> Task description
Pull each line holding "Peak" out of the entries below.

=====

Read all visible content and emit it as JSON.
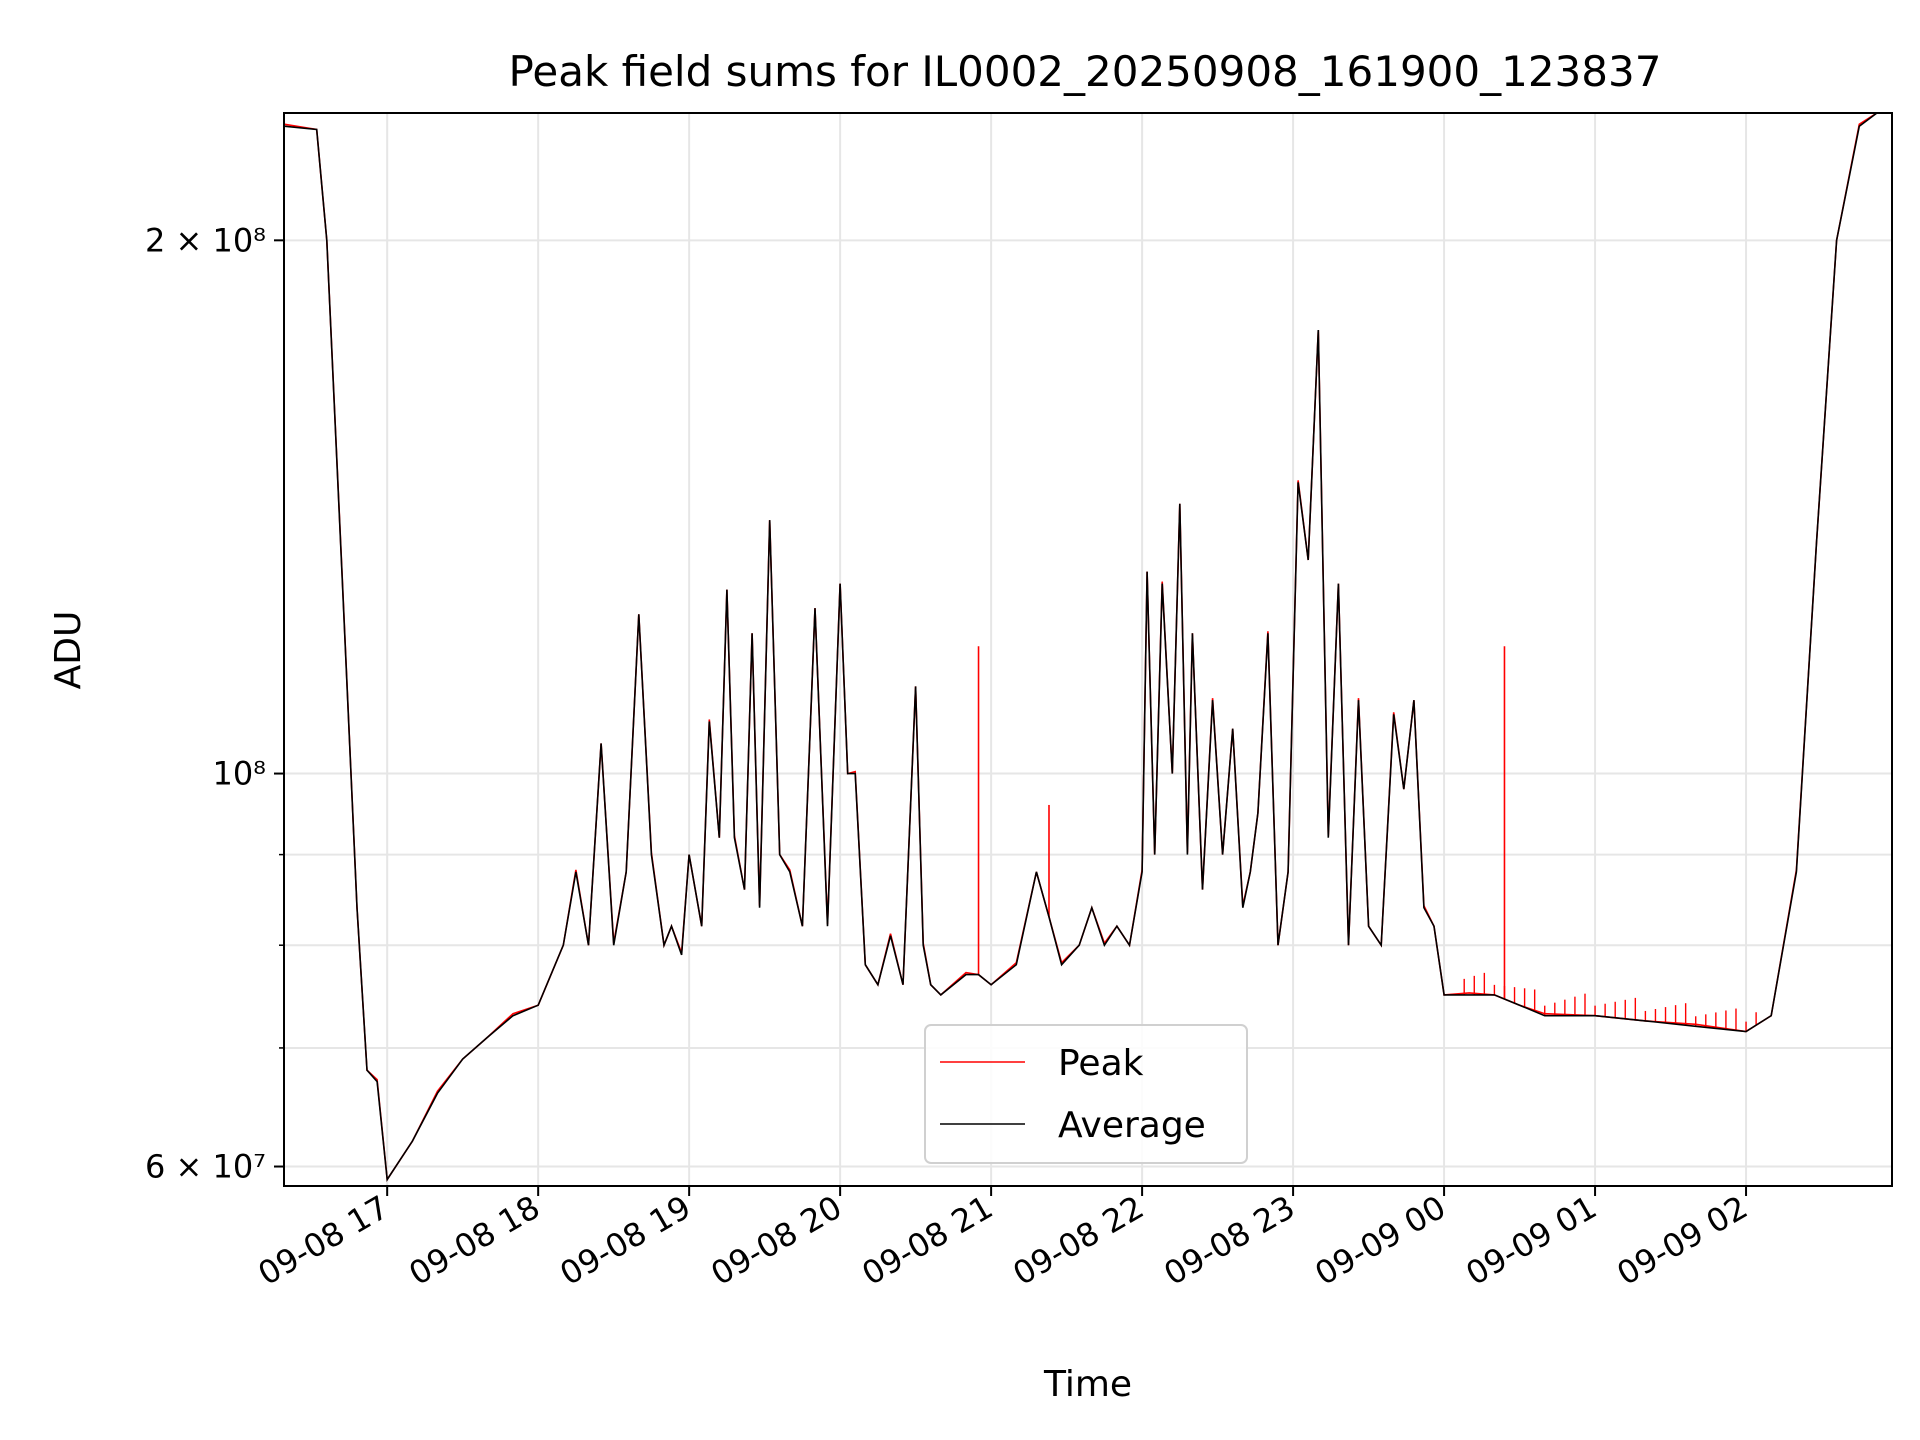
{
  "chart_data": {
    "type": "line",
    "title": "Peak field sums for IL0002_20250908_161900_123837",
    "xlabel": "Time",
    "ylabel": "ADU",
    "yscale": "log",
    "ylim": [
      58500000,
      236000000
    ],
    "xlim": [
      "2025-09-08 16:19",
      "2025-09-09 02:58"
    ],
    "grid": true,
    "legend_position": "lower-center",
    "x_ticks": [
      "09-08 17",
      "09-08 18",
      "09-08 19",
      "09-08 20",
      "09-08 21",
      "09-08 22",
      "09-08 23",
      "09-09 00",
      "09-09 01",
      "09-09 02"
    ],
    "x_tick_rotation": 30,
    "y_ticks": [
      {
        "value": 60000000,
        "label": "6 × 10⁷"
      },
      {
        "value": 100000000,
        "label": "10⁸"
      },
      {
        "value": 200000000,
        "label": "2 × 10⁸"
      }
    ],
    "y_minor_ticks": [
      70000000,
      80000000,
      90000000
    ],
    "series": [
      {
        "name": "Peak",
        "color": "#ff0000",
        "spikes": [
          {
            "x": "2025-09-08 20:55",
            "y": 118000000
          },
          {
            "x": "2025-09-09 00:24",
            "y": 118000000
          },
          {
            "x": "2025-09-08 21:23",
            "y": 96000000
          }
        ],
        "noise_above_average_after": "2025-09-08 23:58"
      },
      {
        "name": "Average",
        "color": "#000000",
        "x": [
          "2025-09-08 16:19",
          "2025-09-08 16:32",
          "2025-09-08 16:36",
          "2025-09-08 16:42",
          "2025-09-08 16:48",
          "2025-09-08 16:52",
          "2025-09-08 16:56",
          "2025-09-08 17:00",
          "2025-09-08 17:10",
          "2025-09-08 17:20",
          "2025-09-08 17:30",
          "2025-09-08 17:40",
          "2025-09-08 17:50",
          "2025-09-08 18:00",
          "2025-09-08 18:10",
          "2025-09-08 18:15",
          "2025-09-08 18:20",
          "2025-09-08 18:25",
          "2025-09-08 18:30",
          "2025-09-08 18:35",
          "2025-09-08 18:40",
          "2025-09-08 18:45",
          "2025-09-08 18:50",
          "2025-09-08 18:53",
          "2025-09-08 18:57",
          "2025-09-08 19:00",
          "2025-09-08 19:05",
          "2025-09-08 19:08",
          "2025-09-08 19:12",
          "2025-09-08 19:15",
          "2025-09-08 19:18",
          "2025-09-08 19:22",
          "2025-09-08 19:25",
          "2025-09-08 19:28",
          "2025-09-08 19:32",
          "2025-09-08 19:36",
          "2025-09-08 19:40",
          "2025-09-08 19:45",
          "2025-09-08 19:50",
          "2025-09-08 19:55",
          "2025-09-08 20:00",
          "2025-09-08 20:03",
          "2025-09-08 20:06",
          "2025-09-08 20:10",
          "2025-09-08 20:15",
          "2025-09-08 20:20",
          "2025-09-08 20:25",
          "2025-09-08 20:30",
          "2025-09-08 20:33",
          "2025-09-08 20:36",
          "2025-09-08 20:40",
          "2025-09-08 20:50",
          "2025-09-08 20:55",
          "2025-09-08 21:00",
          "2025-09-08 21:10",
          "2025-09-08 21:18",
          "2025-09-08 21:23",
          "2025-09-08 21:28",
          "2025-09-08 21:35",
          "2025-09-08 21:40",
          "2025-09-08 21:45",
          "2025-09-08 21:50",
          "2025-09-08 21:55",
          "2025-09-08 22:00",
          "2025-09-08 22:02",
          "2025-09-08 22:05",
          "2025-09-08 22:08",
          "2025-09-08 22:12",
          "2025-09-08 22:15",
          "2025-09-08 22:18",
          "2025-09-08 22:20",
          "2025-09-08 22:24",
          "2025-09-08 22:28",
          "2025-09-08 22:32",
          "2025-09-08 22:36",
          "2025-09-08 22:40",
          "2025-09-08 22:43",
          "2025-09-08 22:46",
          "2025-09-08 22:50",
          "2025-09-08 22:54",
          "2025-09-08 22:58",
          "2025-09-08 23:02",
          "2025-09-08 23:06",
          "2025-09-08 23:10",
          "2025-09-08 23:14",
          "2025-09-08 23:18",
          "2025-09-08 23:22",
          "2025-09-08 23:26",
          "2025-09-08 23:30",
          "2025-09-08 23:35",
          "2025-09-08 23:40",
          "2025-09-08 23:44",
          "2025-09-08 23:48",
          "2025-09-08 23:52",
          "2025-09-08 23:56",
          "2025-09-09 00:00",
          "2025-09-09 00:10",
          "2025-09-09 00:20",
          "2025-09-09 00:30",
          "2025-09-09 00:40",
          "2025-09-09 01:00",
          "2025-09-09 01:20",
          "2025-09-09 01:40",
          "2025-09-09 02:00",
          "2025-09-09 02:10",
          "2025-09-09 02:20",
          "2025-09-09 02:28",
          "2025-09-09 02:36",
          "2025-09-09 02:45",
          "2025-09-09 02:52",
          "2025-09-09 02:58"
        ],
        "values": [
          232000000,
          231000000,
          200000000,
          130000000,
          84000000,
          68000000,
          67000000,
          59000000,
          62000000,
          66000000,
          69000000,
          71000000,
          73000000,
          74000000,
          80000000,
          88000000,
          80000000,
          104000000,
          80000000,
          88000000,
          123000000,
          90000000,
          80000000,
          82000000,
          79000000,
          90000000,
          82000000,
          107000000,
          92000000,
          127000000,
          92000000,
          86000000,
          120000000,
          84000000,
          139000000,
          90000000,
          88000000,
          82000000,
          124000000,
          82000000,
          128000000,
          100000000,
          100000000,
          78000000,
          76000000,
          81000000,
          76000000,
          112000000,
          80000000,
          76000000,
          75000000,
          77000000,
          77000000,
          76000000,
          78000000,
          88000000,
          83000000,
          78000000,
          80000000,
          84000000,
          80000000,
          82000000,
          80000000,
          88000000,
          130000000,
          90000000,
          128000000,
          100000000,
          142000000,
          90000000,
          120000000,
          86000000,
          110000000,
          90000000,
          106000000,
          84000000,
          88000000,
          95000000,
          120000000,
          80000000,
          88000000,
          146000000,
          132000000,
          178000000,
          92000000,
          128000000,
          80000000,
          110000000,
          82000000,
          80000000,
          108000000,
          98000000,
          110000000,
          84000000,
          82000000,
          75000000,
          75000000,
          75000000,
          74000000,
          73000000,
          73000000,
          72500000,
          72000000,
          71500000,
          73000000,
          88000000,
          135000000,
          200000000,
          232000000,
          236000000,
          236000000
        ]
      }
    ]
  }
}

=====

> Answer for this exercise
    "title": "Peak field sums for IL0002_20250908_161900_123837",
        "name": "Peak",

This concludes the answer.